:: Given exercise ::
Note each line of the listing that contains the string "values", and copy it.

:: Exercise data ::

*****

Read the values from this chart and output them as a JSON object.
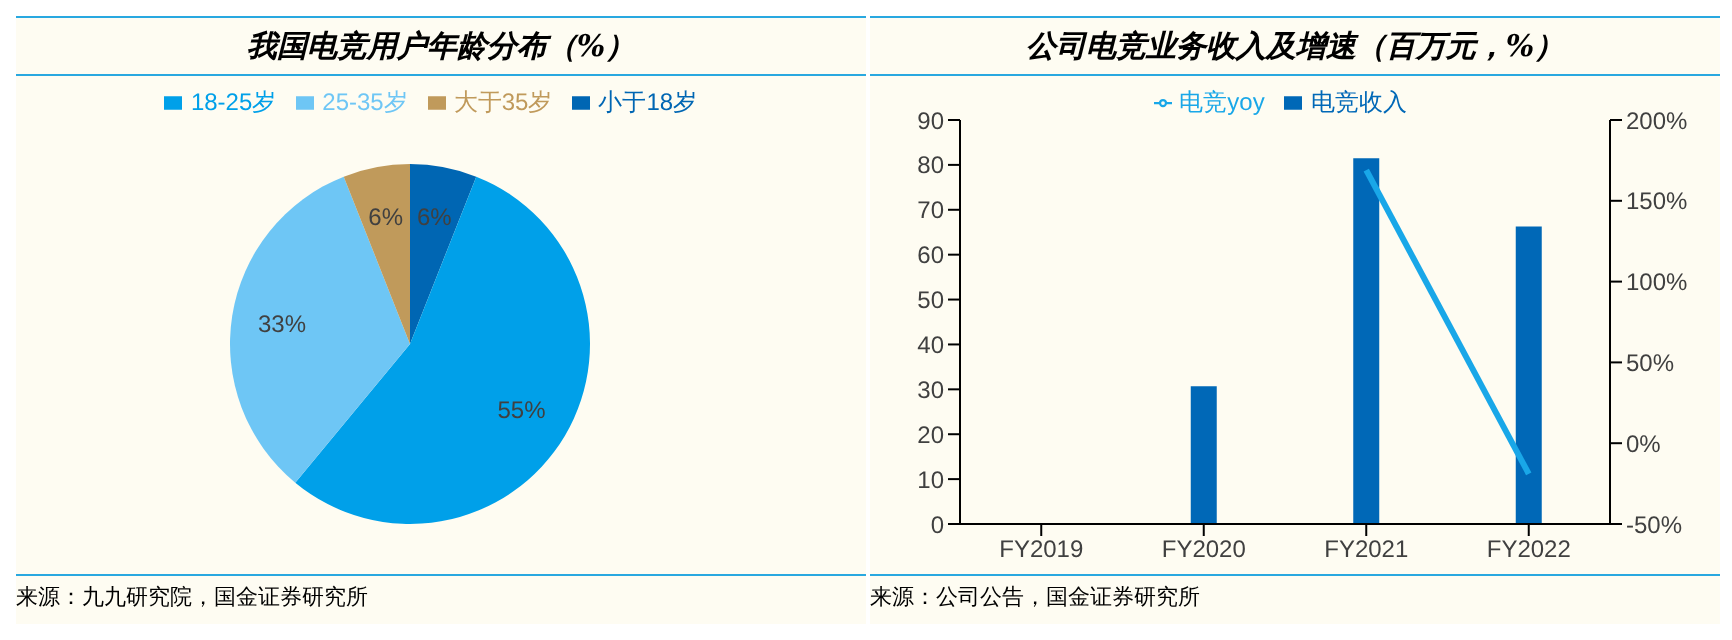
{
  "chart_data": [
    {
      "type": "pie",
      "title": "我国电竞用户年龄分布（%）",
      "categories": [
        "小于18岁",
        "18-25岁",
        "25-35岁",
        "大于35岁"
      ],
      "values": [
        6,
        55,
        33,
        6
      ],
      "value_labels": [
        "6%",
        "55%",
        "33%",
        "6%"
      ],
      "colors": [
        "#0066b3",
        "#00a0e9",
        "#6ec6f5",
        "#c09a5b"
      ],
      "legend": "top",
      "annotations": [
        "来源：九九研究院，国金证券研究所"
      ]
    },
    {
      "type": "bar",
      "title": "公司电竞业务收入及增速（百万元，%）",
      "categories": [
        "FY2019",
        "FY2020",
        "FY2021",
        "FY2022"
      ],
      "series": [
        {
          "name": "电竞收入",
          "type": "bar",
          "color": "#0068b7",
          "values": [
            null,
            30.7,
            81.5,
            66.3
          ]
        },
        {
          "name": "电竞yoy",
          "type": "line",
          "axis": "y2",
          "color": "#19a7e8",
          "values": [
            null,
            null,
            169,
            -19
          ]
        }
      ],
      "ylim": [
        0,
        90
      ],
      "yticks": [
        0,
        10,
        20,
        30,
        40,
        50,
        60,
        70,
        80,
        90
      ],
      "y2lim": [
        -50,
        200
      ],
      "y2ticks": [
        {
          "value": -50,
          "label": "-50%"
        },
        {
          "value": 0,
          "label": "0%"
        },
        {
          "value": 50,
          "label": "50%"
        },
        {
          "value": 100,
          "label": "100%"
        },
        {
          "value": 150,
          "label": "150%"
        },
        {
          "value": 200,
          "label": "200%"
        }
      ],
      "grid": false,
      "legend": "top",
      "marker": "none",
      "annotations": [
        "来源：公司公告，国金证券研究所"
      ]
    }
  ]
}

*****

:: Finished answer ::
Read the values from this chart and output them as a JSON object.
      "values": [
          "values": [
          "values": [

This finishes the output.